▶ _Listed entries_:
_ _ _ _ _

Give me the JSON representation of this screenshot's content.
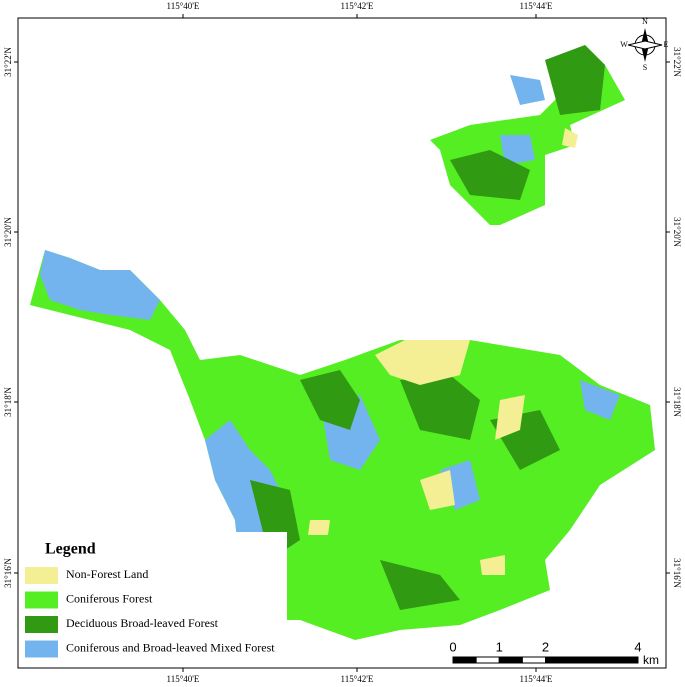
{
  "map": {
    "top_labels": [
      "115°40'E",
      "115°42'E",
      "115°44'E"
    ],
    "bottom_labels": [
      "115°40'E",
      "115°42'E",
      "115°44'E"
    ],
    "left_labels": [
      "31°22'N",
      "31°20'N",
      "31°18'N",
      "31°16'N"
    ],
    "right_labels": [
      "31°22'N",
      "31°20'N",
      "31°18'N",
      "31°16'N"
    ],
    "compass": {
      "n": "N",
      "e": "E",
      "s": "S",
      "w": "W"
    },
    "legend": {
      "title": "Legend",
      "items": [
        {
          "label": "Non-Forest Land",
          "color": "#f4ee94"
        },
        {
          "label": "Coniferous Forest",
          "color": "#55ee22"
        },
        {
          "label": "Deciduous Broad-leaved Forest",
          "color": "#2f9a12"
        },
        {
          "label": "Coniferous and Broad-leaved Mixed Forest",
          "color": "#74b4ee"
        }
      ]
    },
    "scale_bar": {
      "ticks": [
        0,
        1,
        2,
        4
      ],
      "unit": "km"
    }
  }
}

_ _ _ _ _

Set down the material above as is, without any pictures.

Give me the JSON representation of this screenshot's content.
{
  "map": {
    "top_labels": [
      "115°40'E",
      "115°42'E",
      "115°44'E"
    ],
    "bottom_labels": [
      "115°40'E",
      "115°42'E",
      "115°44'E"
    ],
    "left_labels": [
      "31°22'N",
      "31°20'N",
      "31°18'N",
      "31°16'N"
    ],
    "right_labels": [
      "31°22'N",
      "31°20'N",
      "31°18'N",
      "31°16'N"
    ],
    "compass": {
      "n": "N",
      "e": "E",
      "s": "S",
      "w": "W"
    },
    "legend": {
      "title": "Legend",
      "items": [
        {
          "label": "Non-Forest Land",
          "color": "#f4ee94"
        },
        {
          "label": "Coniferous Forest",
          "color": "#55ee22"
        },
        {
          "label": "Deciduous Broad-leaved Forest",
          "color": "#2f9a12"
        },
        {
          "label": "Coniferous and Broad-leaved Mixed Forest",
          "color": "#74b4ee"
        }
      ]
    },
    "scale_bar": {
      "ticks": [
        0,
        1,
        2,
        4
      ],
      "unit": "km"
    }
  }
}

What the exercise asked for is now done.